WORK REQUIRED → Please put the lines from the start of the items through the line containing "x-tick-label: 30 xyxy=(1884,830,1909,857)" into a Markdown table with two columns, Row for the row number and Line text for the line, leaving out any blank lines.

DATA ENTRIES →
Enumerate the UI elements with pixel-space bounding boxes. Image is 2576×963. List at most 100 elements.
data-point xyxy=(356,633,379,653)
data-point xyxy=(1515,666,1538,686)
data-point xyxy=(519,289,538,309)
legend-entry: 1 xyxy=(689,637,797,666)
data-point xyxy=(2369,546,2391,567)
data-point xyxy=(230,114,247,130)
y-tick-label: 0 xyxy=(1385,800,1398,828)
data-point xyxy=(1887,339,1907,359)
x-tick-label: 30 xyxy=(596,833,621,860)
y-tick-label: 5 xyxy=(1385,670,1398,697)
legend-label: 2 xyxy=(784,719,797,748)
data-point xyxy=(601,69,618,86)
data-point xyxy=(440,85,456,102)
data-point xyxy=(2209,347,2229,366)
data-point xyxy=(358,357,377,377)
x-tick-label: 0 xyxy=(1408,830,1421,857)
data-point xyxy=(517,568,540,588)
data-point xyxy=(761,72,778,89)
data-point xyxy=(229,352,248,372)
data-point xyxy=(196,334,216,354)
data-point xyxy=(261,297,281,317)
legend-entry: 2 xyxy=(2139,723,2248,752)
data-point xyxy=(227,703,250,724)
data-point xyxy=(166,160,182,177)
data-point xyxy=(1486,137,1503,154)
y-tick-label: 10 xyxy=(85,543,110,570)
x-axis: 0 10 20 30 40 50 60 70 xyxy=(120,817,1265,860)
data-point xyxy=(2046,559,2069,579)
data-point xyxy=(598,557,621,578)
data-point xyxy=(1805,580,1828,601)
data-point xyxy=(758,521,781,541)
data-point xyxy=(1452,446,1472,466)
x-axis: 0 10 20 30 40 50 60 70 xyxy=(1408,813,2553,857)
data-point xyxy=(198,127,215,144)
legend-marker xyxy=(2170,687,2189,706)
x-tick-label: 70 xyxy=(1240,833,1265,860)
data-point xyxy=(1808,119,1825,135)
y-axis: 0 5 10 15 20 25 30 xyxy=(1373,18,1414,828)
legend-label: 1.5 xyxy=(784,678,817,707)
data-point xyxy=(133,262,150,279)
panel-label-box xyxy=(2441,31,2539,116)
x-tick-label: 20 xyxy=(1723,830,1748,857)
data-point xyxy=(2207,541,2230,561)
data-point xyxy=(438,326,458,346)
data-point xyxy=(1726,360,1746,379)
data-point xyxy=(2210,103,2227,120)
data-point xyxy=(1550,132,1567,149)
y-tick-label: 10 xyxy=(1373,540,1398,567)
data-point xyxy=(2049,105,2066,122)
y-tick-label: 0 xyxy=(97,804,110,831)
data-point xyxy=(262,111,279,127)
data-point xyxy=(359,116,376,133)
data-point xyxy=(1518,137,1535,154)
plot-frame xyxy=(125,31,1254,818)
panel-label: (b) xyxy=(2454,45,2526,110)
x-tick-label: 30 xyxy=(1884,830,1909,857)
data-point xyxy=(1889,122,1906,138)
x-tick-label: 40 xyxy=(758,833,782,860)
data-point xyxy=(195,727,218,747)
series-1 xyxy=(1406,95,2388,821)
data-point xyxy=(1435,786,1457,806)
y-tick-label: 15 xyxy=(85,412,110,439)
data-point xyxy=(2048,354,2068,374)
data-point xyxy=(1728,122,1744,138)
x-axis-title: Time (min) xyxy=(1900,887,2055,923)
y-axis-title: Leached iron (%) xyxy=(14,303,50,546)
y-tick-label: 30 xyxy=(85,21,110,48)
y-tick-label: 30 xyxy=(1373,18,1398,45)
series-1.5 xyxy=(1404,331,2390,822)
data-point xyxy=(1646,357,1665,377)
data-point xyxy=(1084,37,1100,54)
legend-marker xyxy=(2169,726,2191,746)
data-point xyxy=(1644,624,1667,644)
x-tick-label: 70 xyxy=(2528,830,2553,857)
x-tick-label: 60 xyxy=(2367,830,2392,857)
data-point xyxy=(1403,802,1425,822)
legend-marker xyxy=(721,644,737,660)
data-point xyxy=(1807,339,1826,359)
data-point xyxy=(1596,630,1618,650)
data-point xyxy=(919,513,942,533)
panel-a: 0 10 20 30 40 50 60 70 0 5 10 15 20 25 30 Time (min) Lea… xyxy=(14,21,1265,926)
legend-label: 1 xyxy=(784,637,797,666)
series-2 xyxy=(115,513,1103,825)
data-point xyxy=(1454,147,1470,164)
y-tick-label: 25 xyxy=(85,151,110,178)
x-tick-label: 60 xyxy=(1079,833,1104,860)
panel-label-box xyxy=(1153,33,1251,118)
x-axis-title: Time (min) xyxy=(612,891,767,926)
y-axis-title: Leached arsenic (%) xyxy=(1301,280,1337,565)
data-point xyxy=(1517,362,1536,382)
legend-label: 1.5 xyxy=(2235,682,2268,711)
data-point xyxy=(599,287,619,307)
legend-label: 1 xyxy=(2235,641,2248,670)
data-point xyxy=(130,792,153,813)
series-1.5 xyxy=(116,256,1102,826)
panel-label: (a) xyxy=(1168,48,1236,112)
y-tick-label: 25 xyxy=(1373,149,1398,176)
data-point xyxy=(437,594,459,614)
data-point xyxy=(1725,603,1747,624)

SOLUTION FOR THIS TASK →
| Row | Line text |
|---|---|
| 1 | Enumerate the UI elements with pixel-space bounding boxes. Image is 2576×963. List at most 100 elements. |
| 2 | data-point xyxy=(356,633,379,653) |
| 3 | data-point xyxy=(1515,666,1538,686) |
| 4 | data-point xyxy=(519,289,538,309) |
| 5 | legend-entry: 1 xyxy=(689,637,797,666) |
| 6 | data-point xyxy=(2369,546,2391,567) |
| 7 | data-point xyxy=(230,114,247,130) |
| 8 | y-tick-label: 0 xyxy=(1385,800,1398,828) |
| 9 | data-point xyxy=(1887,339,1907,359) |
| 10 | x-tick-label: 30 xyxy=(596,833,621,860) |
| 11 | y-tick-label: 5 xyxy=(1385,670,1398,697) |
| 12 | legend-label: 2 xyxy=(784,719,797,748) |
| 13 | data-point xyxy=(601,69,618,86) |
| 14 | data-point xyxy=(440,85,456,102) |
| 15 | data-point xyxy=(2209,347,2229,366) |
| 16 | data-point xyxy=(358,357,377,377) |
| 17 | x-tick-label: 0 xyxy=(1408,830,1421,857) |
| 18 | data-point xyxy=(517,568,540,588) |
| 19 | data-point xyxy=(761,72,778,89) |
| 20 | data-point xyxy=(229,352,248,372) |
| 21 | data-point xyxy=(196,334,216,354) |
| 22 | data-point xyxy=(261,297,281,317) |
| 23 | legend-entry: 2 xyxy=(2139,723,2248,752) |
| 24 | data-point xyxy=(227,703,250,724) |
| 25 | data-point xyxy=(166,160,182,177) |
| 26 | data-point xyxy=(1486,137,1503,154) |
| 27 | y-tick-label: 10 xyxy=(85,543,110,570) |
| 28 | x-axis: 0 10 20 30 40 50 60 70 xyxy=(120,817,1265,860) |
| 29 | data-point xyxy=(2046,559,2069,579) |
| 30 | data-point xyxy=(598,557,621,578) |
| 31 | data-point xyxy=(1805,580,1828,601) |
| 32 | data-point xyxy=(758,521,781,541) |
| 33 | data-point xyxy=(1452,446,1472,466) |
| 34 | x-axis: 0 10 20 30 40 50 60 70 xyxy=(1408,813,2553,857) |
| 35 | data-point xyxy=(198,127,215,144) |
| 36 | legend-marker xyxy=(2170,687,2189,706) |
| 37 | x-tick-label: 70 xyxy=(1240,833,1265,860) |
| 38 | data-point xyxy=(1808,119,1825,135) |
| 39 | y-axis: 0 5 10 15 20 25 30 xyxy=(1373,18,1414,828) |
| 40 | legend-label: 1.5 xyxy=(784,678,817,707) |
| 41 | data-point xyxy=(133,262,150,279) |
| 42 | panel-label-box xyxy=(2441,31,2539,116) |
| 43 | x-tick-label: 20 xyxy=(1723,830,1748,857) |
| 44 | data-point xyxy=(2207,541,2230,561) |
| 45 | data-point xyxy=(438,326,458,346) |
| 46 | data-point xyxy=(1726,360,1746,379) |
| 47 | data-point xyxy=(2210,103,2227,120) |
| 48 | data-point xyxy=(1550,132,1567,149) |
| 49 | y-tick-label: 10 xyxy=(1373,540,1398,567) |
| 50 | data-point xyxy=(2049,105,2066,122) |
| 51 | y-tick-label: 0 xyxy=(97,804,110,831) |
| 52 | data-point xyxy=(262,111,279,127) |
| 53 | data-point xyxy=(359,116,376,133) |
| 54 | data-point xyxy=(1518,137,1535,154) |
| 55 | plot-frame xyxy=(125,31,1254,818) |
| 56 | panel-label: (b) xyxy=(2454,45,2526,110) |
| 57 | x-tick-label: 30 xyxy=(1884,830,1909,857) |